* **Data rows**:
····················

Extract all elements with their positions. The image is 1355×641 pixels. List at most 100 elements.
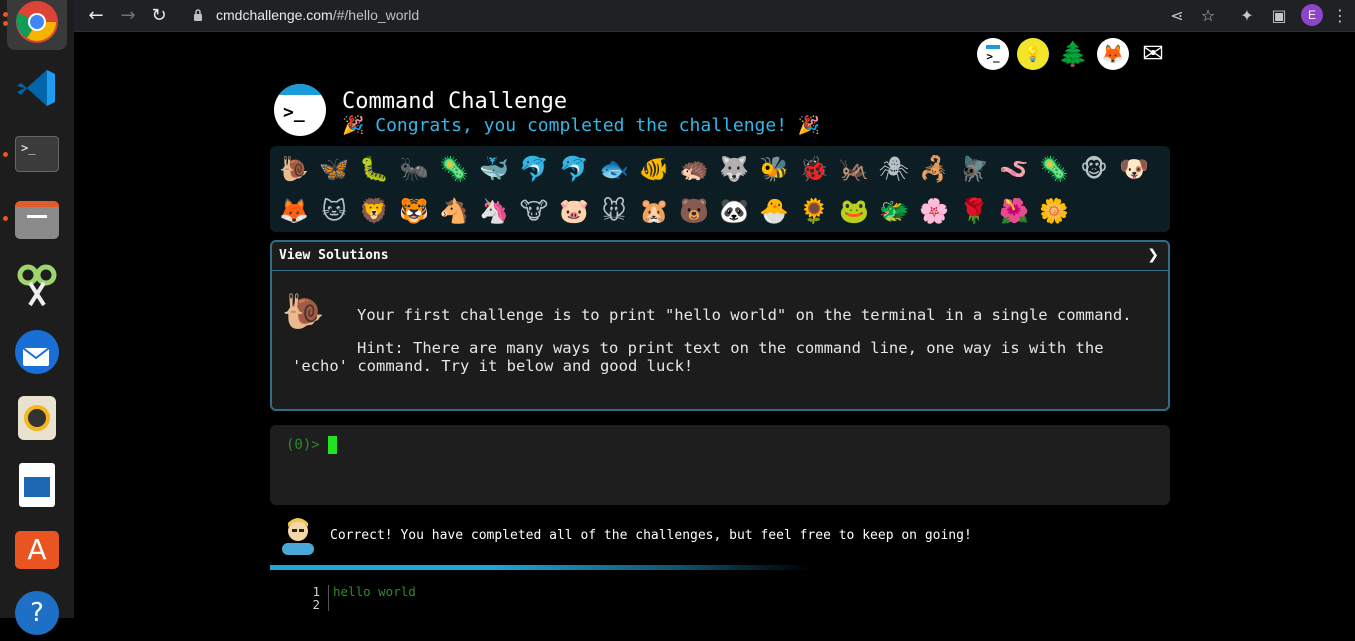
challenge-badge-icon[interactable]: 🐯 <box>394 191 434 231</box>
challenge-badge-icon[interactable]: 🐺 <box>714 149 754 189</box>
output-line: 1 hello world <box>304 585 416 598</box>
challenge-badge-icon[interactable]: 🦔 <box>674 149 714 189</box>
challenge-badge-icon[interactable]: 🌼 <box>1034 191 1074 231</box>
bulb-icon[interactable]: 💡 <box>1017 38 1049 70</box>
back-arrow-icon[interactable]: ← <box>84 4 108 28</box>
challenge-badge-icon[interactable]: 🐌 <box>274 149 314 189</box>
terminal-dock-icon[interactable]: >_ <box>7 126 67 182</box>
challenge-badge-icon[interactable]: 🐹 <box>634 191 674 231</box>
running-indicator <box>3 21 8 26</box>
challenge-badge-icon[interactable]: 🐞 <box>794 149 834 189</box>
running-indicator <box>3 152 8 157</box>
badge-row: 🐌 🦋 🐛 🐜 🦠 🐳 🐬 🐬 🐟 🐠 🦔 🐺 🐝 🐞 🦗 🕷 🦂 🪰 🪱 🦠 🐵 🐶 <box>274 149 1170 191</box>
challenge-badge-icon[interactable]: 🪰 <box>954 149 994 189</box>
command-output: 1 hello world 2 <box>304 585 416 611</box>
success-text: Correct! You have completed all of the c… <box>330 528 972 543</box>
running-indicator <box>3 12 8 17</box>
challenge-badge-icon[interactable]: 🐣 <box>754 191 794 231</box>
challenge-badge-icon[interactable]: 🐼 <box>714 191 754 231</box>
reload-icon[interactable]: ↻ <box>147 4 171 28</box>
challenge-panel: View Solutions ❯ 🐌 Your first challenge … <box>270 240 1170 411</box>
challenge-badge-icon[interactable]: 🦄 <box>474 191 514 231</box>
challenge-badge-icon[interactable]: 🐲 <box>874 191 914 231</box>
output-line: 2 <box>304 598 416 611</box>
bookmark-star-icon[interactable]: ☆ <box>1197 5 1219 27</box>
screenshot-dock-icon[interactable] <box>7 257 67 313</box>
chrome-dock-icon[interactable] <box>7 0 67 50</box>
challenge-badge-icon[interactable]: 🌺 <box>994 191 1034 231</box>
tree-icon[interactable]: 🌲 <box>1057 38 1089 70</box>
terminal-cursor <box>328 436 337 454</box>
challenge-badge-icon[interactable]: 🐜 <box>394 149 434 189</box>
terminal-input[interactable]: (0)> <box>270 425 1170 505</box>
challenge-badge-icon[interactable]: 🌻 <box>794 191 834 231</box>
site-logo: >_ <box>274 84 326 136</box>
terminal-icon[interactable]: >_ <box>977 38 1009 70</box>
side-panel-icon[interactable]: ▣ <box>1268 5 1290 27</box>
social-links: >_ 💡 🌲 🦊 ✉ <box>977 38 1169 70</box>
challenge-badge-icon[interactable]: 🐛 <box>354 149 394 189</box>
congrats-subtitle: 🎉 Congrats, you completed the challenge!… <box>342 115 821 136</box>
rhythmbox-dock-icon[interactable] <box>7 390 67 446</box>
challenge-description: Your first challenge is to print "hello … <box>357 306 1132 324</box>
challenge-badge-icon[interactable]: 🌹 <box>954 191 994 231</box>
challenge-badge-icon[interactable]: 🐶 <box>1114 149 1154 189</box>
challenge-badge-icon[interactable]: 🐸 <box>834 191 874 231</box>
challenge-badge-icon[interactable]: 🌸 <box>914 191 954 231</box>
output-text: hello world <box>333 584 416 599</box>
challenge-badge-icon[interactable]: 🐴 <box>434 191 474 231</box>
mail-icon[interactable]: ✉ <box>1137 38 1169 70</box>
menu-kebab-icon[interactable]: ⋮ <box>1329 5 1351 27</box>
running-indicator <box>3 216 8 221</box>
challenge-badge-icon[interactable]: 🐻 <box>674 191 714 231</box>
browser-toolbar: ← → ↻ cmdchallenge.com/#/hello_world ⋖ ☆… <box>74 0 1355 32</box>
challenge-badge-icon[interactable]: 🦋 <box>314 149 354 189</box>
lock-icon[interactable] <box>193 8 203 22</box>
web-page: >_ 💡 🌲 🦊 ✉ >_ Command Challenge 🎉 Congra… <box>74 33 1355 618</box>
files-dock-icon[interactable] <box>7 192 67 248</box>
challenge-badge-icon[interactable]: 🦊 <box>274 191 314 231</box>
terminal-prompt: (0)> <box>286 437 320 453</box>
challenge-badge-icon[interactable]: 🕷 <box>874 149 914 189</box>
help-dock-icon[interactable]: ? <box>7 585 67 641</box>
snail-icon: 🐌 <box>282 292 325 332</box>
writer-dock-icon[interactable] <box>7 457 67 513</box>
gitlab-icon[interactable]: 🦊 <box>1097 38 1129 70</box>
challenge-badge-icon[interactable]: 🐟 <box>594 149 634 189</box>
challenge-badges: 🐌 🦋 🐛 🐜 🦠 🐳 🐬 🐬 🐟 🐠 🦔 🐺 🐝 🐞 🦗 🕷 🦂 🪰 🪱 🦠 🐵 🐶 🦊 🐱 🦁 🐯 🐴 🦄 🐮 🐷 🐭 🐹 🐻 🐼 🐣 🌻 🐸 🐲 🌸… <box>270 146 1170 232</box>
challenge-badge-icon[interactable]: 🐬 <box>514 149 554 189</box>
challenge-badge-icon[interactable]: 🐭 <box>594 191 634 231</box>
challenge-badge-icon[interactable]: 🦁 <box>354 191 394 231</box>
address-bar[interactable]: cmdchallenge.com/#/hello_world <box>216 7 419 23</box>
thunderbird-dock-icon[interactable] <box>7 324 67 380</box>
vscode-dock-icon[interactable] <box>7 60 67 116</box>
challenge-badge-icon[interactable]: 🦂 <box>914 149 954 189</box>
challenge-badge-icon[interactable]: 🦠 <box>434 149 474 189</box>
forward-arrow-icon[interactable]: → <box>116 4 140 28</box>
extensions-icon[interactable]: ✦ <box>1236 5 1258 27</box>
challenge-badge-icon[interactable]: 🦗 <box>834 149 874 189</box>
ubuntu-dock: >_ A ? <box>0 0 74 635</box>
challenge-badge-icon[interactable]: 🐱 <box>314 191 354 231</box>
share-icon[interactable]: ⋖ <box>1166 5 1188 27</box>
view-solutions-toggle[interactable]: View Solutions <box>272 242 1168 271</box>
challenge-badge-icon[interactable]: 🐷 <box>554 191 594 231</box>
challenge-badge-icon[interactable]: 🐳 <box>474 149 514 189</box>
challenge-badge-icon[interactable]: 🪱 <box>994 149 1034 189</box>
challenge-badge-icon[interactable]: 🐝 <box>754 149 794 189</box>
result-message: Correct! You have completed all of the c… <box>280 513 1170 557</box>
challenge-badge-icon[interactable]: 🦠 <box>1034 149 1074 189</box>
person-avatar-icon <box>282 518 314 555</box>
badge-row: 🦊 🐱 🦁 🐯 🐴 🦄 🐮 🐷 🐭 🐹 🐻 🐼 🐣 🌻 🐸 🐲 🌸 🌹 🌺 🌼 <box>274 191 1170 233</box>
line-number: 2 <box>312 597 320 612</box>
progress-bar <box>270 565 810 570</box>
profile-avatar[interactable]: E <box>1301 4 1323 26</box>
chevron-right-icon[interactable]: ❯ <box>1147 247 1159 263</box>
challenge-badge-icon[interactable]: 🐮 <box>514 191 554 231</box>
challenge-badge-icon[interactable]: 🐵 <box>1074 149 1114 189</box>
challenge-hint: Hint: There are many ways to print text … <box>292 339 1104 375</box>
challenge-badge-icon[interactable]: 🐬 <box>554 149 594 189</box>
page-title: Command Challenge <box>342 89 568 114</box>
challenge-badge-icon[interactable]: 🐠 <box>634 149 674 189</box>
ubuntu-software-dock-icon[interactable]: A <box>7 522 67 578</box>
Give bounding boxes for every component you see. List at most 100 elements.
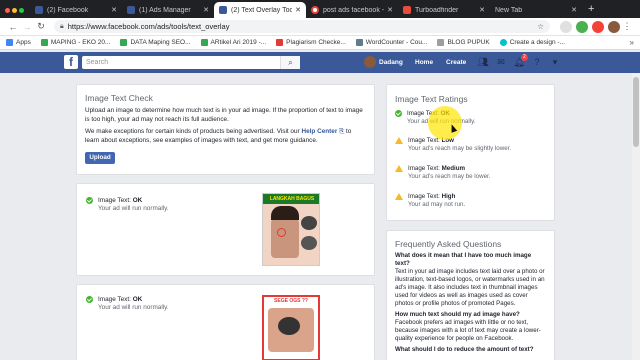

····················

* **Set task**: Format the stretch from the line containing "challenge-badge-icon[interactable]: 🐯 <box>394" through the line containing "terminal-dock-icon[interactable]: >_ <box>7" as a JSON list of strings, one string per line and no entries for blank lines.

* **Problem solution**:
[
  "challenge-badge-icon[interactable]: 🐯 <box>394 191 434 231</box>",
  "challenge-badge-icon[interactable]: 🐺 <box>714 149 754 189</box>",
  "output-line: 1 hello world <box>304 585 416 598</box>",
  "challenge-badge-icon[interactable]: 🦔 <box>674 149 714 189</box>",
  "challenge-badge-icon[interactable]: 🌼 <box>1034 191 1074 231</box>",
  "bulb-icon[interactable]: 💡 <box>1017 38 1049 70</box>",
  "back-arrow-icon[interactable]: ← <box>84 4 108 28</box>",
  "challenge-badge-icon[interactable]: 🐌 <box>274 149 314 189</box>",
  "terminal-dock-icon[interactable]: >_ <box>7 126 67 182</box>"
]